(Stored dataset items)
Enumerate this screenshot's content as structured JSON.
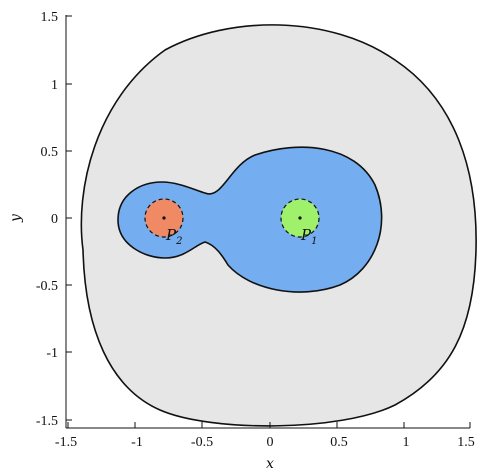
{
  "figure": {
    "axes": {
      "x_label": "x",
      "y_label": "y",
      "x_range": [
        -1.5,
        1.5
      ],
      "y_range": [
        -1.5,
        1.5
      ],
      "x_ticks": [
        "-1.5",
        "-1",
        "-0.5",
        "0",
        "0.5",
        "1",
        "1.5"
      ],
      "y_ticks": [
        "1.5",
        "1",
        "0.5",
        "0",
        "-0.5",
        "-1",
        "-1.5"
      ]
    },
    "points": [
      {
        "label": "P",
        "subscript": "1",
        "x": 0.2,
        "y": 0.0,
        "fill": "#9ff06a"
      },
      {
        "label": "P",
        "subscript": "2",
        "x": -0.8,
        "y": 0.0,
        "fill": "#f08a64"
      }
    ],
    "colors": {
      "outer_region": "#e6e6e6",
      "inner_region": "#74aef0",
      "outline": "#111111"
    }
  }
}
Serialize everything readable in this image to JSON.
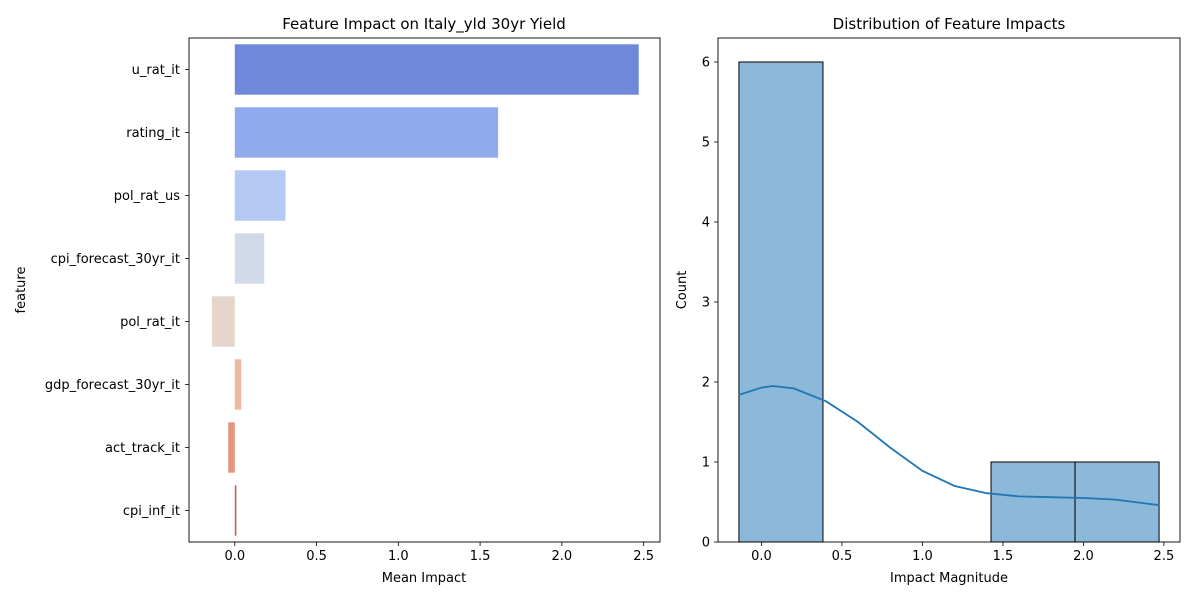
{
  "chart_data": [
    {
      "type": "bar",
      "orientation": "horizontal",
      "title": "Feature Impact on Italy_yld 30yr Yield",
      "xlabel": "Mean Impact",
      "ylabel": "feature",
      "categories": [
        "u_rat_it",
        "rating_it",
        "pol_rat_us",
        "cpi_forecast_30yr_it",
        "pol_rat_it",
        "gdp_forecast_30yr_it",
        "act_track_it",
        "cpi_inf_it"
      ],
      "values": [
        2.47,
        1.61,
        0.31,
        0.18,
        -0.14,
        0.04,
        -0.04,
        0.01
      ],
      "colors": [
        "#6f88d9",
        "#8fabee",
        "#b4c8f4",
        "#d1dae8",
        "#e6d5cd",
        "#f0b8a0",
        "#e4957d",
        "#cc5f52"
      ],
      "xlim": [
        -0.28,
        2.6
      ],
      "xticks": [
        0.0,
        0.5,
        1.0,
        1.5,
        2.0,
        2.5
      ],
      "xtick_labels": [
        "0.0",
        "0.5",
        "1.0",
        "1.5",
        "2.0",
        "2.5"
      ],
      "grid": false
    },
    {
      "type": "histogram",
      "title": "Distribution of Feature Impacts",
      "xlabel": "Impact Magnitude",
      "ylabel": "Count",
      "bin_edges": [
        -0.14,
        0.382,
        0.904,
        1.426,
        1.948,
        2.47
      ],
      "counts": [
        6,
        0,
        0,
        1,
        1
      ],
      "bar_color": "#8cb8d9",
      "kde_color": "#1f77b4",
      "kde_curve": {
        "x": [
          -0.14,
          0.0,
          0.07,
          0.2,
          0.4,
          0.6,
          0.8,
          1.0,
          1.2,
          1.4,
          1.6,
          1.8,
          2.0,
          2.2,
          2.47
        ],
        "y": [
          1.84,
          1.93,
          1.95,
          1.92,
          1.76,
          1.5,
          1.18,
          0.89,
          0.7,
          0.61,
          0.57,
          0.56,
          0.55,
          0.53,
          0.46
        ]
      },
      "xlim": [
        -0.27,
        2.6
      ],
      "ylim": [
        0,
        6.3
      ],
      "xticks": [
        0.0,
        0.5,
        1.0,
        1.5,
        2.0,
        2.5
      ],
      "xtick_labels": [
        "0.0",
        "0.5",
        "1.0",
        "1.5",
        "2.0",
        "2.5"
      ],
      "yticks": [
        0,
        1,
        2,
        3,
        4,
        5,
        6
      ],
      "ytick_labels": [
        "0",
        "1",
        "2",
        "3",
        "4",
        "5",
        "6"
      ],
      "grid": false
    }
  ]
}
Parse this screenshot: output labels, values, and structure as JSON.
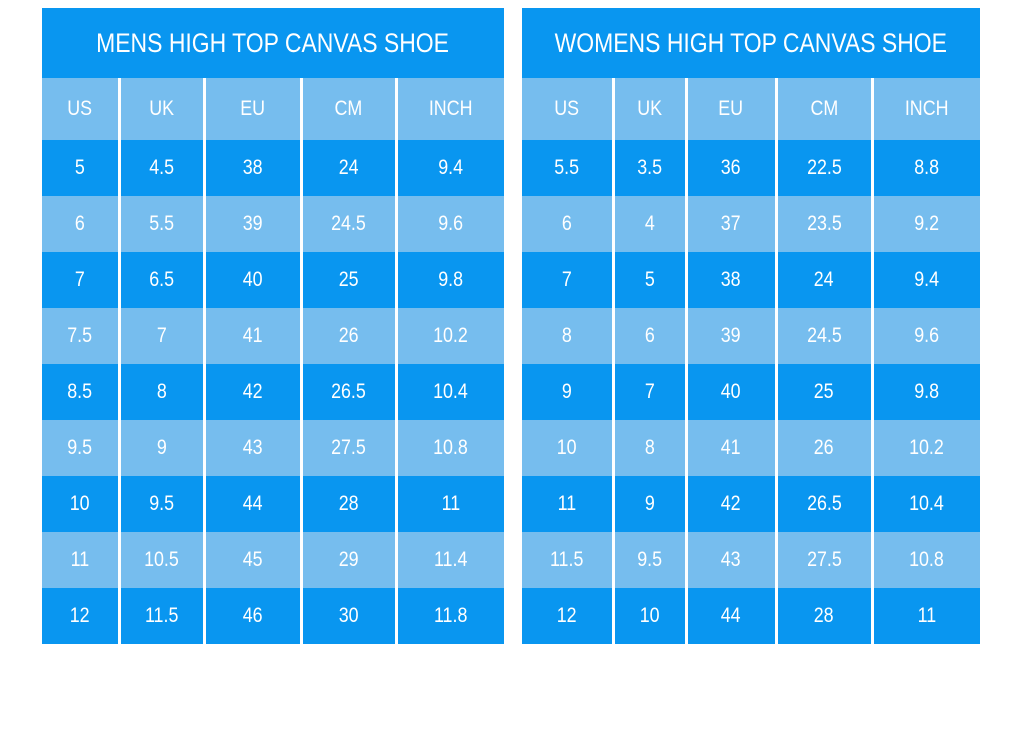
{
  "colors": {
    "table_blue": "#0996f0",
    "table_light_blue": "#76bdee",
    "divider_white": "#ffffff"
  },
  "chart_data": [
    {
      "type": "table",
      "title": "MENS HIGH TOP CANVAS SHOE",
      "columns": [
        "US",
        "UK",
        "EU",
        "CM",
        "INCH"
      ],
      "rows": [
        [
          "5",
          "4.5",
          "38",
          "24",
          "9.4"
        ],
        [
          "6",
          "5.5",
          "39",
          "24.5",
          "9.6"
        ],
        [
          "7",
          "6.5",
          "40",
          "25",
          "9.8"
        ],
        [
          "7.5",
          "7",
          "41",
          "26",
          "10.2"
        ],
        [
          "8.5",
          "8",
          "42",
          "26.5",
          "10.4"
        ],
        [
          "9.5",
          "9",
          "43",
          "27.5",
          "10.8"
        ],
        [
          "10",
          "9.5",
          "44",
          "28",
          "11"
        ],
        [
          "11",
          "10.5",
          "45",
          "29",
          "11.4"
        ],
        [
          "12",
          "11.5",
          "46",
          "30",
          "11.8"
        ]
      ],
      "layout": {
        "row_striping": "odd rows dark blue, even rows light blue",
        "header_fill": "light blue",
        "title_fill": "dark blue"
      }
    },
    {
      "type": "table",
      "title": "WOMENS HIGH TOP CANVAS SHOE",
      "columns": [
        "US",
        "UK",
        "EU",
        "CM",
        "INCH"
      ],
      "rows": [
        [
          "5.5",
          "3.5",
          "36",
          "22.5",
          "8.8"
        ],
        [
          "6",
          "4",
          "37",
          "23.5",
          "9.2"
        ],
        [
          "7",
          "5",
          "38",
          "24",
          "9.4"
        ],
        [
          "8",
          "6",
          "39",
          "24.5",
          "9.6"
        ],
        [
          "9",
          "7",
          "40",
          "25",
          "9.8"
        ],
        [
          "10",
          "8",
          "41",
          "26",
          "10.2"
        ],
        [
          "11",
          "9",
          "42",
          "26.5",
          "10.4"
        ],
        [
          "11.5",
          "9.5",
          "43",
          "27.5",
          "10.8"
        ],
        [
          "12",
          "10",
          "44",
          "28",
          "11"
        ]
      ],
      "layout": {
        "row_striping": "odd rows dark blue, even rows light blue",
        "header_fill": "light blue",
        "title_fill": "dark blue"
      }
    }
  ]
}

### The request
Reproduce each record from above exactly; pictures do not belong in the copy.

### Response below
Enumerate this screenshot's content as structured JSON.
{
  "figure": {
    "axes": {
      "x_label": "x",
      "y_label": "y",
      "x_range": [
        -1.5,
        1.5
      ],
      "y_range": [
        -1.5,
        1.5
      ],
      "x_ticks": [
        "-1.5",
        "-1",
        "-0.5",
        "0",
        "0.5",
        "1",
        "1.5"
      ],
      "y_ticks": [
        "1.5",
        "1",
        "0.5",
        "0",
        "-0.5",
        "-1",
        "-1.5"
      ]
    },
    "points": [
      {
        "label": "P",
        "subscript": "1",
        "x": 0.2,
        "y": 0.0,
        "fill": "#9ff06a"
      },
      {
        "label": "P",
        "subscript": "2",
        "x": -0.8,
        "y": 0.0,
        "fill": "#f08a64"
      }
    ],
    "colors": {
      "outer_region": "#e6e6e6",
      "inner_region": "#74aef0",
      "outline": "#111111"
    }
  }
}
Serialize everything readable in this image to JSON.
{
  "chart_data": [
    {
      "type": "bar",
      "orientation": "horizontal",
      "title": "Feature Impact on Italy_yld 30yr Yield",
      "xlabel": "Mean Impact",
      "ylabel": "feature",
      "categories": [
        "u_rat_it",
        "rating_it",
        "pol_rat_us",
        "cpi_forecast_30yr_it",
        "pol_rat_it",
        "gdp_forecast_30yr_it",
        "act_track_it",
        "cpi_inf_it"
      ],
      "values": [
        2.47,
        1.61,
        0.31,
        0.18,
        -0.14,
        0.04,
        -0.04,
        0.01
      ],
      "colors": [
        "#6f88d9",
        "#8fabee",
        "#b4c8f4",
        "#d1dae8",
        "#e6d5cd",
        "#f0b8a0",
        "#e4957d",
        "#cc5f52"
      ],
      "xlim": [
        -0.28,
        2.6
      ],
      "xticks": [
        0.0,
        0.5,
        1.0,
        1.5,
        2.0,
        2.5
      ],
      "xtick_labels": [
        "0.0",
        "0.5",
        "1.0",
        "1.5",
        "2.0",
        "2.5"
      ],
      "grid": false
    },
    {
      "type": "histogram",
      "title": "Distribution of Feature Impacts",
      "xlabel": "Impact Magnitude",
      "ylabel": "Count",
      "bin_edges": [
        -0.14,
        0.382,
        0.904,
        1.426,
        1.948,
        2.47
      ],
      "counts": [
        6,
        0,
        0,
        1,
        1
      ],
      "bar_color": "#8cb8d9",
      "kde_color": "#1f77b4",
      "kde_curve": {
        "x": [
          -0.14,
          0.0,
          0.07,
          0.2,
          0.4,
          0.6,
          0.8,
          1.0,
          1.2,
          1.4,
          1.6,
          1.8,
          2.0,
          2.2,
          2.47
        ],
        "y": [
          1.84,
          1.93,
          1.95,
          1.92,
          1.76,
          1.5,
          1.18,
          0.89,
          0.7,
          0.61,
          0.57,
          0.56,
          0.55,
          0.53,
          0.46
        ]
      },
      "xlim": [
        -0.27,
        2.6
      ],
      "ylim": [
        0,
        6.3
      ],
      "xticks": [
        0.0,
        0.5,
        1.0,
        1.5,
        2.0,
        2.5
      ],
      "xtick_labels": [
        "0.0",
        "0.5",
        "1.0",
        "1.5",
        "2.0",
        "2.5"
      ],
      "yticks": [
        0,
        1,
        2,
        3,
        4,
        5,
        6
      ],
      "ytick_labels": [
        "0",
        "1",
        "2",
        "3",
        "4",
        "5",
        "6"
      ],
      "grid": false
    }
  ]
}
Parse this screenshot: output labels, values, and structure as JSON.
{
  "colors": {
    "table_blue": "#0996f0",
    "table_light_blue": "#76bdee",
    "divider_white": "#ffffff"
  },
  "chart_data": [
    {
      "type": "table",
      "title": "MENS HIGH TOP CANVAS SHOE",
      "columns": [
        "US",
        "UK",
        "EU",
        "CM",
        "INCH"
      ],
      "rows": [
        [
          "5",
          "4.5",
          "38",
          "24",
          "9.4"
        ],
        [
          "6",
          "5.5",
          "39",
          "24.5",
          "9.6"
        ],
        [
          "7",
          "6.5",
          "40",
          "25",
          "9.8"
        ],
        [
          "7.5",
          "7",
          "41",
          "26",
          "10.2"
        ],
        [
          "8.5",
          "8",
          "42",
          "26.5",
          "10.4"
        ],
        [
          "9.5",
          "9",
          "43",
          "27.5",
          "10.8"
        ],
        [
          "10",
          "9.5",
          "44",
          "28",
          "11"
        ],
        [
          "11",
          "10.5",
          "45",
          "29",
          "11.4"
        ],
        [
          "12",
          "11.5",
          "46",
          "30",
          "11.8"
        ]
      ],
      "layout": {
        "row_striping": "odd rows dark blue, even rows light blue",
        "header_fill": "light blue",
        "title_fill": "dark blue"
      }
    },
    {
      "type": "table",
      "title": "WOMENS HIGH TOP CANVAS SHOE",
      "columns": [
        "US",
        "UK",
        "EU",
        "CM",
        "INCH"
      ],
      "rows": [
        [
          "5.5",
          "3.5",
          "36",
          "22.5",
          "8.8"
        ],
        [
          "6",
          "4",
          "37",
          "23.5",
          "9.2"
        ],
        [
          "7",
          "5",
          "38",
          "24",
          "9.4"
        ],
        [
          "8",
          "6",
          "39",
          "24.5",
          "9.6"
        ],
        [
          "9",
          "7",
          "40",
          "25",
          "9.8"
        ],
        [
          "10",
          "8",
          "41",
          "26",
          "10.2"
        ],
        [
          "11",
          "9",
          "42",
          "26.5",
          "10.4"
        ],
        [
          "11.5",
          "9.5",
          "43",
          "27.5",
          "10.8"
        ],
        [
          "12",
          "10",
          "44",
          "28",
          "11"
        ]
      ],
      "layout": {
        "row_striping": "odd rows dark blue, even rows light blue",
        "header_fill": "light blue",
        "title_fill": "dark blue"
      }
    }
  ]
}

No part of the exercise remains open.